> **DATA FOR PROCESSING**:
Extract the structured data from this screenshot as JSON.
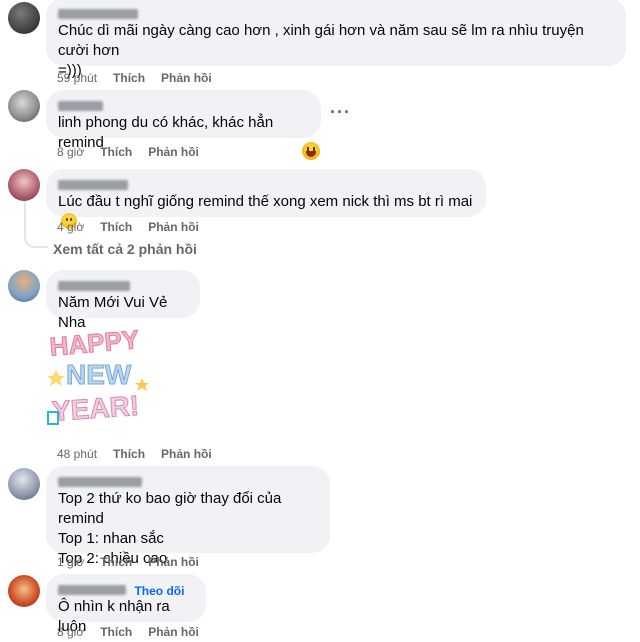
{
  "comments": [
    {
      "text_lines": [
        "Chúc dì mãi ngày càng cao hơn , xinh gái hơn và năm sau sẽ lm ra nhìu truyện cười hơn",
        "=)))"
      ],
      "time": "59 phút",
      "like": "Thích",
      "reply": "Phản hồi"
    },
    {
      "text_lines": [
        "linh phong du có khác, khác hẳn remind"
      ],
      "time": "8 giờ",
      "like": "Thích",
      "reply": "Phản hồi",
      "more": "···"
    },
    {
      "text_lines": [
        "Lúc đầu t nghĩ giống remind thế xong xem nick thì ms bt rì mai"
      ],
      "time": "4 giờ",
      "like": "Thích",
      "reply": "Phản hồi"
    },
    {
      "text_lines": [
        "Năm Mới Vui Vẻ Nha"
      ],
      "time": "48 phút",
      "like": "Thích",
      "reply": "Phản hồi",
      "sticker_lines": [
        "HAPPY",
        "NEW",
        "YEAR!"
      ]
    },
    {
      "text_lines": [
        "Top 2 thứ ko bao giờ thay đổi của remind",
        "Top 1: nhan sắc",
        "Top 2: chiều cao"
      ],
      "time": "1 giờ",
      "like": "Thích",
      "reply": "Phản hồi"
    },
    {
      "text_lines": [
        "Ô nhìn k nhận ra luôn"
      ],
      "time": "8 giờ",
      "like": "Thích",
      "reply": "Phản hồi",
      "follow": "Theo dõi"
    }
  ],
  "view_replies": "Xem tất cả 2 phản hồi",
  "icons": {
    "reaction": "haha-reaction-icon",
    "emoji": "smile-emoji-icon",
    "more": "more-options-icon"
  },
  "colors": {
    "bubble": "#f0f2f5",
    "meta": "#65676b",
    "link": "#0866ff"
  }
}
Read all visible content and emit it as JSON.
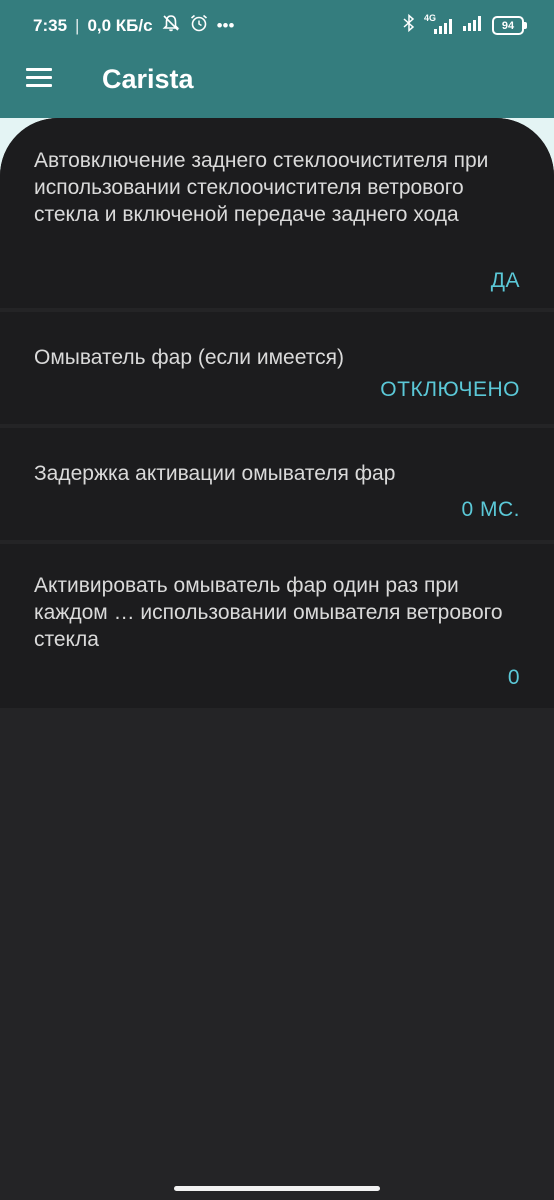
{
  "status_bar": {
    "time": "7:35",
    "separator": "|",
    "network_speed": "0,0 КБ/с",
    "more": "•••",
    "network_type": "4G",
    "battery": "94"
  },
  "app_bar": {
    "title": "Carista"
  },
  "settings": [
    {
      "label": "Автовключение заднего стеклоочистителя при использовании стеклоочистителя ветрового стекла и включеной передаче заднего хода",
      "value": "ДА"
    },
    {
      "label": "Омыватель фар (если имеется)",
      "value": "ОТКЛЮЧЕНО"
    },
    {
      "label": "Задержка активации омывателя фар",
      "value": "0 МС."
    },
    {
      "label": "Активировать омыватель фар один раз при каждом … использовании омывателя ветрового стекла",
      "value": "0"
    }
  ],
  "colors": {
    "header": "#347d7e",
    "accent": "#5bc8d7",
    "card": "#1c1c1e",
    "background": "#242426"
  },
  "icons": [
    "menu-icon",
    "muted-notification-icon",
    "alarm-icon",
    "bluetooth-icon",
    "signal-icon",
    "battery-icon"
  ]
}
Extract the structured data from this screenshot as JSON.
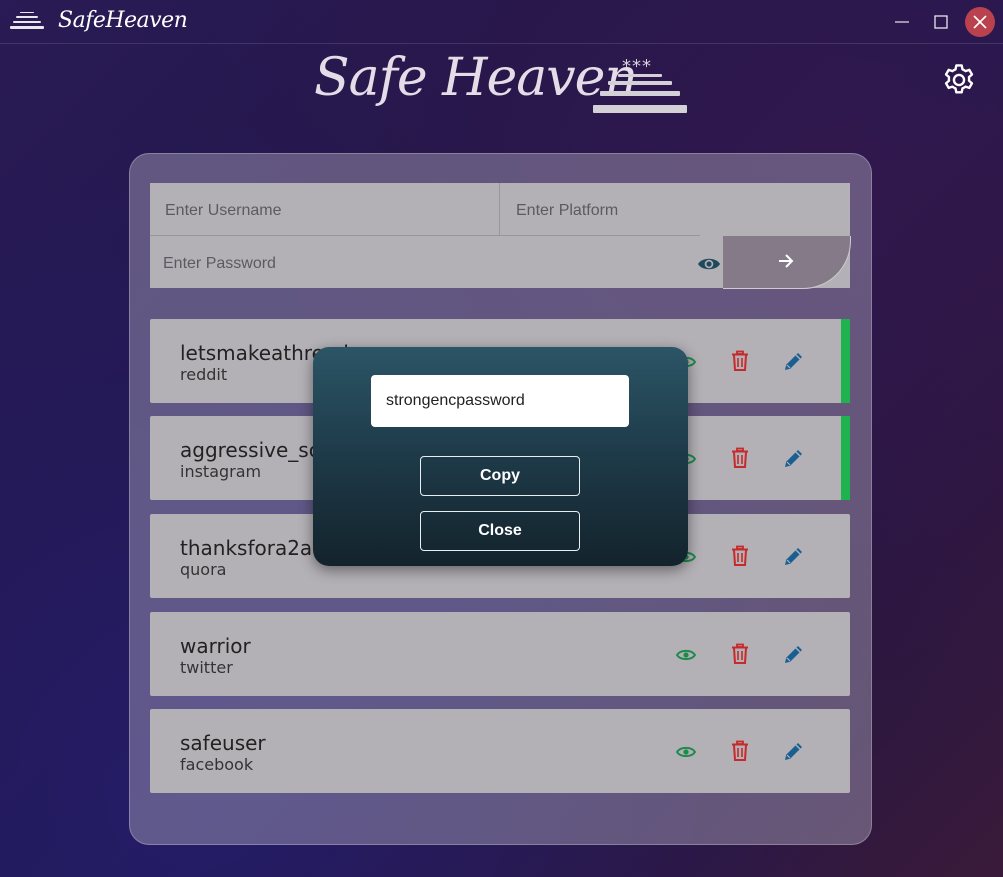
{
  "window": {
    "title": "SafeHeaven",
    "minimize_icon": "minimize-icon",
    "maximize_icon": "maximize-icon",
    "close_icon": "close-icon"
  },
  "header": {
    "title": "Safe Heaven",
    "logo_stars": "***",
    "settings_icon": "gear-icon"
  },
  "form": {
    "username_placeholder": "Enter Username",
    "platform_placeholder": "Enter Platform",
    "password_placeholder": "Enter Password",
    "show_password_icon": "eye-icon",
    "submit_icon": "arrow-right-icon"
  },
  "entries": [
    {
      "username": "letsmakeathread",
      "platform": "reddit",
      "active": true
    },
    {
      "username": "aggressive_scroller",
      "platform": "instagram",
      "active": true
    },
    {
      "username": "thanksfora2a",
      "platform": "quora",
      "active": false
    },
    {
      "username": "warrior",
      "platform": "twitter",
      "active": false
    },
    {
      "username": "safeuser",
      "platform": "facebook",
      "active": false
    }
  ],
  "modal": {
    "password_value": "strongencpassword",
    "copy_label": "Copy",
    "close_label": "Close"
  },
  "colors": {
    "eye": "#1e8a4c",
    "delete": "#c62a2a",
    "edit": "#1a5f92",
    "active_indicator": "#1fb34f",
    "window_close": "#b9424e"
  }
}
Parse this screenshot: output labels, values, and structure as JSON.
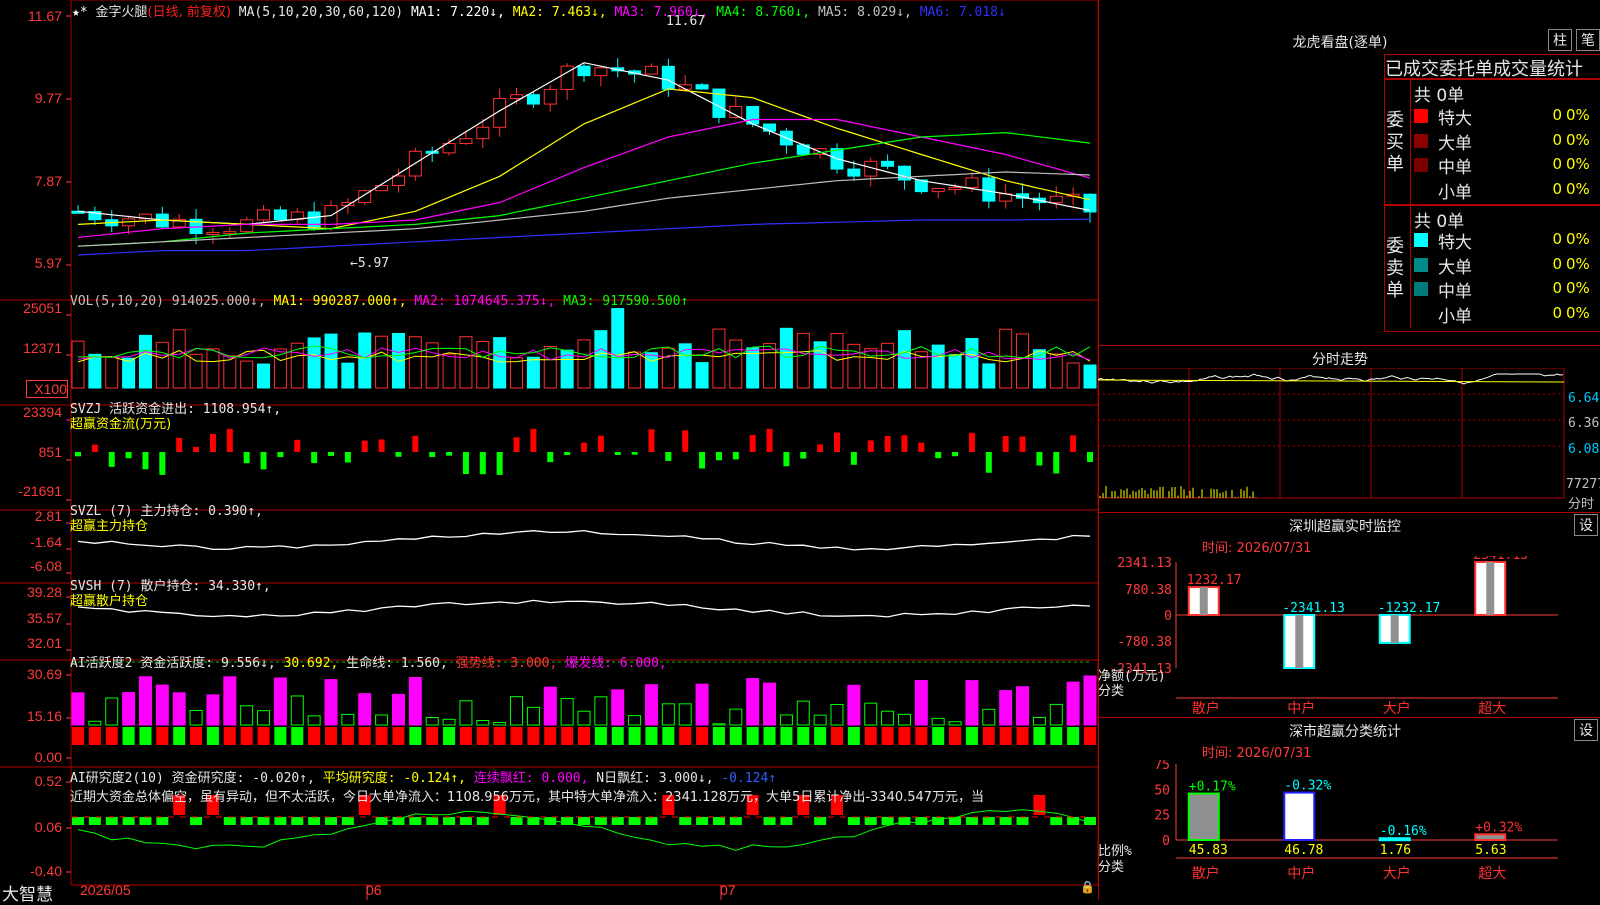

> **TASK DESCRIPTION**: Reproduce the records above exactly, leaving out every picture they contain.

> **FINISHED TASK**:
Extract the structured data from this screenshot as JSON.
{
  "comments": [
    {
      "text_lines": [
        "Chúc dì mãi ngày càng cao hơn , xinh gái hơn và năm sau sẽ lm ra nhìu truyện cười hơn",
        "=)))"
      ],
      "time": "59 phút",
      "like": "Thích",
      "reply": "Phản hồi"
    },
    {
      "text_lines": [
        "linh phong du có khác, khác hẳn remind"
      ],
      "time": "8 giờ",
      "like": "Thích",
      "reply": "Phản hồi",
      "more": "···"
    },
    {
      "text_lines": [
        "Lúc đầu t nghĩ giống remind thế xong xem nick thì ms bt rì mai"
      ],
      "time": "4 giờ",
      "like": "Thích",
      "reply": "Phản hồi"
    },
    {
      "text_lines": [
        "Năm Mới Vui Vẻ Nha"
      ],
      "time": "48 phút",
      "like": "Thích",
      "reply": "Phản hồi",
      "sticker_lines": [
        "HAPPY",
        "NEW",
        "YEAR!"
      ]
    },
    {
      "text_lines": [
        "Top 2 thứ ko bao giờ thay đổi của remind",
        "Top 1: nhan sắc",
        "Top 2: chiều cao"
      ],
      "time": "1 giờ",
      "like": "Thích",
      "reply": "Phản hồi"
    },
    {
      "text_lines": [
        "Ô nhìn k nhận ra luôn"
      ],
      "time": "8 giờ",
      "like": "Thích",
      "reply": "Phản hồi",
      "follow": "Theo dõi"
    }
  ],
  "view_replies": "Xem tất cả 2 phản hồi",
  "icons": {
    "reaction": "haha-reaction-icon",
    "emoji": "smile-emoji-icon",
    "more": "more-options-icon"
  },
  "colors": {
    "bubble": "#f0f2f5",
    "meta": "#65676b",
    "link": "#0866ff"
  }
}
Read all visible content and emit it as JSON.
{
  "status_bar": {
    "time": "7:35",
    "separator": "|",
    "network_speed": "0,0 КБ/с",
    "more": "•••",
    "network_type": "4G",
    "battery": "94"
  },
  "app_bar": {
    "title": "Carista"
  },
  "settings": [
    {
      "label": "Автовключение заднего стеклоочистителя при использовании стеклоочистителя ветрового стекла и включеной передаче заднего хода",
      "value": "ДА"
    },
    {
      "label": "Омыватель фар (если имеется)",
      "value": "ОТКЛЮЧЕНО"
    },
    {
      "label": "Задержка активации омывателя фар",
      "value": "0 МС."
    },
    {
      "label": "Активировать омыватель фар один раз при каждом … использовании омывателя ветрового стекла",
      "value": "0"
    }
  ],
  "colors": {
    "header": "#347d7e",
    "accent": "#5bc8d7",
    "card": "#1c1c1e",
    "background": "#242426"
  },
  "icons": [
    "menu-icon",
    "muted-notification-icon",
    "alarm-icon",
    "bluetooth-icon",
    "signal-icon",
    "battery-icon"
  ]
}
Extract the structured data from this screenshot as JSON.
{
  "window": {
    "title": "SafeHeaven",
    "minimize_icon": "minimize-icon",
    "maximize_icon": "maximize-icon",
    "close_icon": "close-icon"
  },
  "header": {
    "title": "Safe Heaven",
    "logo_stars": "***",
    "settings_icon": "gear-icon"
  },
  "form": {
    "username_placeholder": "Enter Username",
    "platform_placeholder": "Enter Platform",
    "password_placeholder": "Enter Password",
    "show_password_icon": "eye-icon",
    "submit_icon": "arrow-right-icon"
  },
  "entries": [
    {
      "username": "letsmakeathread",
      "platform": "reddit",
      "active": true
    },
    {
      "username": "aggressive_scroller",
      "platform": "instagram",
      "active": true
    },
    {
      "username": "thanksfora2a",
      "platform": "quora",
      "active": false
    },
    {
      "username": "warrior",
      "platform": "twitter",
      "active": false
    },
    {
      "username": "safeuser",
      "platform": "facebook",
      "active": false
    }
  ],
  "modal": {
    "password_value": "strongencpassword",
    "copy_label": "Copy",
    "close_label": "Close"
  },
  "colors": {
    "eye": "#1e8a4c",
    "delete": "#c62a2a",
    "edit": "#1a5f92",
    "active_indicator": "#1fb34f",
    "window_close": "#b9424e"
  }
}
Parse this screenshot: output labels, values, and structure as JSON.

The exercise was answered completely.